■ Try it ■
The response should consist of the records that follow, repeated exactly.

◇ ◇ ◇ ◇

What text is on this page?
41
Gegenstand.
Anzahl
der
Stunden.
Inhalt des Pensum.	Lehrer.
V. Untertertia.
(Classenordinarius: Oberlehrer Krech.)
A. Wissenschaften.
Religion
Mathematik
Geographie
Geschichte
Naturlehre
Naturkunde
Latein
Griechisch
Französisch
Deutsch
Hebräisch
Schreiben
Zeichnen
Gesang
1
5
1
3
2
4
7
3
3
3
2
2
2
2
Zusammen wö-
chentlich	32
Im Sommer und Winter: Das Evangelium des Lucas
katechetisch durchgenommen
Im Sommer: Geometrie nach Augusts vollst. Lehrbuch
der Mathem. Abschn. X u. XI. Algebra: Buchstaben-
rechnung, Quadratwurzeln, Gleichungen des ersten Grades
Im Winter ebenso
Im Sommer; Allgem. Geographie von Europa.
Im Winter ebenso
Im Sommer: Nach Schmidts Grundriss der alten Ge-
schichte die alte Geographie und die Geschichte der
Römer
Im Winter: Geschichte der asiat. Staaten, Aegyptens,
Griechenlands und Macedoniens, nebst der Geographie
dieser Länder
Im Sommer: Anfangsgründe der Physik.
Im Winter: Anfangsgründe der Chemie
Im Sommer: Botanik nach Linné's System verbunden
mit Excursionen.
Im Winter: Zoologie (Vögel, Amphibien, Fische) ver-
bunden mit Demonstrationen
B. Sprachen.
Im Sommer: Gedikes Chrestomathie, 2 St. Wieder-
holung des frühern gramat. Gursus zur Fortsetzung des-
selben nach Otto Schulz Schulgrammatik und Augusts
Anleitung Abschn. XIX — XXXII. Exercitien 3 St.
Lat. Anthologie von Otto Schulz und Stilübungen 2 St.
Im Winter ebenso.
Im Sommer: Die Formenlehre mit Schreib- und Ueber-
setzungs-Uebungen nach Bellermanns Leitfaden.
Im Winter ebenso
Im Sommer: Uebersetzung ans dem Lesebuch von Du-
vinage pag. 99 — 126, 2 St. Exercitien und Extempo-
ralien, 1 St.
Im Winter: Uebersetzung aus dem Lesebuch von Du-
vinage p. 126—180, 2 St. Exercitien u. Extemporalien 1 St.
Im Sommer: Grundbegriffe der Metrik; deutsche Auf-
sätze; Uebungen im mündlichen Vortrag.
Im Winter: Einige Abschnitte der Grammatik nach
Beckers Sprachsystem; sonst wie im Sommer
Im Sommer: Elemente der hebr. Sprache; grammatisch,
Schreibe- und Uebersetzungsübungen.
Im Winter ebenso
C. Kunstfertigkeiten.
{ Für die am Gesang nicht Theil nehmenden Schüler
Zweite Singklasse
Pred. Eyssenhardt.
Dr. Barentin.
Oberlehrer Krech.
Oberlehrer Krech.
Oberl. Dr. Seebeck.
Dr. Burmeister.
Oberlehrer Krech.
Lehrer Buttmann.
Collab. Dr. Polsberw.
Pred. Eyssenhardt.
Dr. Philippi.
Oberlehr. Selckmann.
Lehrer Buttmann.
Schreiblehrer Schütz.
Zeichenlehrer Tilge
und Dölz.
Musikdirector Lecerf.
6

◇ ◇ ◇ ◇

■ Task answer ■
What text is on this page?
41
Gegenstand.
Anzahl
der
Stunden.
Inhalt des Pensum.	Lehrer.
V. Untertertia.
(Classenordinarius: Oberlehrer Krech.)
A. Wissenschaften.
Religion
Mathematik
Geographie
Geschichte
Naturlehre
Naturkunde
Latein
Griechisch
Französisch
Deutsch
Hebräisch
Schreiben
Zeichnen
Gesang
1
5
1
3
2
4
7
3
3
3
2
2
2
2
Zusammen wö-
chentlich	32
Im Sommer und Winter: Das Evangelium des Lucas
katechetisch durchgenommen
Im Sommer: Geometrie nach Augusts vollst. Lehrbuch
der Mathem. Abschn. X u. XI. Algebra: Buchstaben-
rechnung, Quadratwurzeln, Gleichungen des ersten Grades
Im Winter ebenso
Im Sommer; Allgem. Geographie von Europa.
Im Winter ebenso
Im Sommer: Nach Schmidts Grundriss der alten Ge-
schichte die alte Geographie und die Geschichte der
Römer
Im Winter: Geschichte der asiat. Staaten, Aegyptens,
Griechenlands und Macedoniens, nebst der Geographie
dieser Länder
Im Sommer: Anfangsgründe der Physik.
Im Winter: Anfangsgründe der Chemie
Im Sommer: Botanik nach Linné's System verbunden
mit Excursionen.
Im Winter: Zoologie (Vögel, Amphibien, Fische) ver-
bunden mit Demonstrationen
B. Sprachen.
Im Sommer: Gedikes Chrestomathie, 2 St. Wieder-
holung des frühern gramat. Gursus zur Fortsetzung des-
selben nach Otto Schulz Schulgrammatik und Augusts
Anleitung Abschn. XIX — XXXII. Exercitien 3 St.
Lat. Anthologie von Otto Schulz und Stilübungen 2 St.
Im Winter ebenso.
Im Sommer: Die Formenlehre mit Schreib- und Ueber-
setzungs-Uebungen nach Bellermanns Leitfaden.
Im Winter ebenso
Im Sommer: Uebersetzung ans dem Lesebuch von Du-
vinage pag. 99 — 126, 2 St. Exercitien und Extempo-
ralien, 1 St.
Im Winter: Uebersetzung aus dem Lesebuch von Du-
vinage p. 126—180, 2 St. Exercitien u. Extemporalien 1 St.
Im Sommer: Grundbegriffe der Metrik; deutsche Auf-
sätze; Uebungen im mündlichen Vortrag.
Im Winter: Einige Abschnitte der Grammatik nach
Beckers Sprachsystem; sonst wie im Sommer
Im Sommer: Elemente der hebr. Sprache; grammatisch,
Schreibe- und Uebersetzungsübungen.
Im Winter ebenso
C. Kunstfertigkeiten.
{ Für die am Gesang nicht Theil nehmenden Schüler
Zweite Singklasse
Pred. Eyssenhardt.
Dr. Barentin.
Oberlehrer Krech.
Oberlehrer Krech.
Oberl. Dr. Seebeck.
Dr. Burmeister.
Oberlehrer Krech.
Lehrer Buttmann.
Collab. Dr. Polsberw.
Pred. Eyssenhardt.
Dr. Philippi.
Oberlehr. Selckmann.
Lehrer Buttmann.
Schreiblehrer Schütz.
Zeichenlehrer Tilge
und Dölz.
Musikdirector Lecerf.
6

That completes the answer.